**TRECHO FORNECIDO**.

+++++

O Senado aprovou algumas mudanças ao projeto de ajuda a estados e municípios. Entre elas, a exclusão de mais dez categorias da proibição de reajuste salarial, como agentes funerários e profissionais da educação. Na condição de relator, o presidente do Senado, Davi Alcolumbre (DEM-AP), negou uma penalização para funcionalismo ao citar que a ideia inicial era um corte de 25% dos salários por três anos. Mas a senadora Simone Tebet (MDB-MS) alertou para uma enxurrada de ações judiciais porque o projeto só permite o reajuste para os servidores envolvidos diretamente na pandemia. A proposta, que segue para a sanção presidencial, também libera R$ 60 bilhões para os estados e municípios, que terão outros R$ 65 bilhões com a suspensão do pagamento de dívidas. As informações são da repórter Hérica Christian.

+++++

**DADOS FORNECIDOS**.
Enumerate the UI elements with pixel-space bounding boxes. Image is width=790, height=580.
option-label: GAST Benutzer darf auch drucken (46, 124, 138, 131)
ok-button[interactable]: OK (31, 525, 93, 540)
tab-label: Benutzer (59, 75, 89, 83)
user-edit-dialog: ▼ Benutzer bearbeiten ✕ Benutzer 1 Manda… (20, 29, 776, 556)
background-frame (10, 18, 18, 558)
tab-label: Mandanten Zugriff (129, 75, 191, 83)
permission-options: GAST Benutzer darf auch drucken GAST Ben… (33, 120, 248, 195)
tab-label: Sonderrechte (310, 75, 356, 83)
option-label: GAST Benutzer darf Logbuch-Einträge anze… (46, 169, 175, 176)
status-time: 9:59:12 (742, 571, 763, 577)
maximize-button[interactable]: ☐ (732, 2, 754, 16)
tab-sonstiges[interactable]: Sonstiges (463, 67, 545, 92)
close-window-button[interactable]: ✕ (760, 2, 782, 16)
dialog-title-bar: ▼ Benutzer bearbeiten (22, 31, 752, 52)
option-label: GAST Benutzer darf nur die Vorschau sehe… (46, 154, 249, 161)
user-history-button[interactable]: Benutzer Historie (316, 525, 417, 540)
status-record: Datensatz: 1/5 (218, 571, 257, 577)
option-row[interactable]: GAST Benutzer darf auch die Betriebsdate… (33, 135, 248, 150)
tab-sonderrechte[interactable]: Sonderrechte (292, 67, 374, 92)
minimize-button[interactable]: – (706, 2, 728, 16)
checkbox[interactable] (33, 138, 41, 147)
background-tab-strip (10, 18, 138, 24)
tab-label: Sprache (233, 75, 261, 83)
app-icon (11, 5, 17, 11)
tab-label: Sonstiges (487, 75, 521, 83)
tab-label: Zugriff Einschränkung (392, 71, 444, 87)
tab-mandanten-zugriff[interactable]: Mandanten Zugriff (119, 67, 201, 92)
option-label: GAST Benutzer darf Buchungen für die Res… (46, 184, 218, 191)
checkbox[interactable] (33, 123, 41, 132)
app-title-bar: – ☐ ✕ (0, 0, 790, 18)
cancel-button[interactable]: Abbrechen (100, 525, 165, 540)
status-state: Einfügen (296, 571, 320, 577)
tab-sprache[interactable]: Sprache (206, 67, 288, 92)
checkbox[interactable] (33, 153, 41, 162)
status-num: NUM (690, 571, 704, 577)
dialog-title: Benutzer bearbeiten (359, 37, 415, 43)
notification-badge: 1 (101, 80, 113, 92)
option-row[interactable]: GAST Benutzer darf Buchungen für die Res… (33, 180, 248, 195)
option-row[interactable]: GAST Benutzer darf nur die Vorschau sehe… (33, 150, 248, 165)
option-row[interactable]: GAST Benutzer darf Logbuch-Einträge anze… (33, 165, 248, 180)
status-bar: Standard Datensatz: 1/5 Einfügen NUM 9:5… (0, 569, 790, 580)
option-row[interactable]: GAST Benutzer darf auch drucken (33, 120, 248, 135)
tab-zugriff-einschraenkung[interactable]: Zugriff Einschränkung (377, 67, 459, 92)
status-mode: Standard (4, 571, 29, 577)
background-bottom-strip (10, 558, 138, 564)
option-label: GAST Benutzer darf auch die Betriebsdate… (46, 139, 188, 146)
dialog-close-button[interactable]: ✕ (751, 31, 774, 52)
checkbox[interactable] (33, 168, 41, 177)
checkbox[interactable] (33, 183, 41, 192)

+++++

**EXERCÍCIO**. Traduza para o inglês esta frase do trecho sobre o projeto de ajuda a estados e municípios: "A proposta, que segue para a sanção presidencial, também libera R$ 60 bilhões para os estados e municípios, que terão outros R$ 65 bilhões com a suspensão do pagamento de dívidas." Baseie-se somente no trecho fornecido.

**RESPOSTA ESPERADA**. The proposal, which now goes to the president for signature, also releases R$60 billion to the states and municipalities, which will have another R$65 billion from the suspension of debt payments.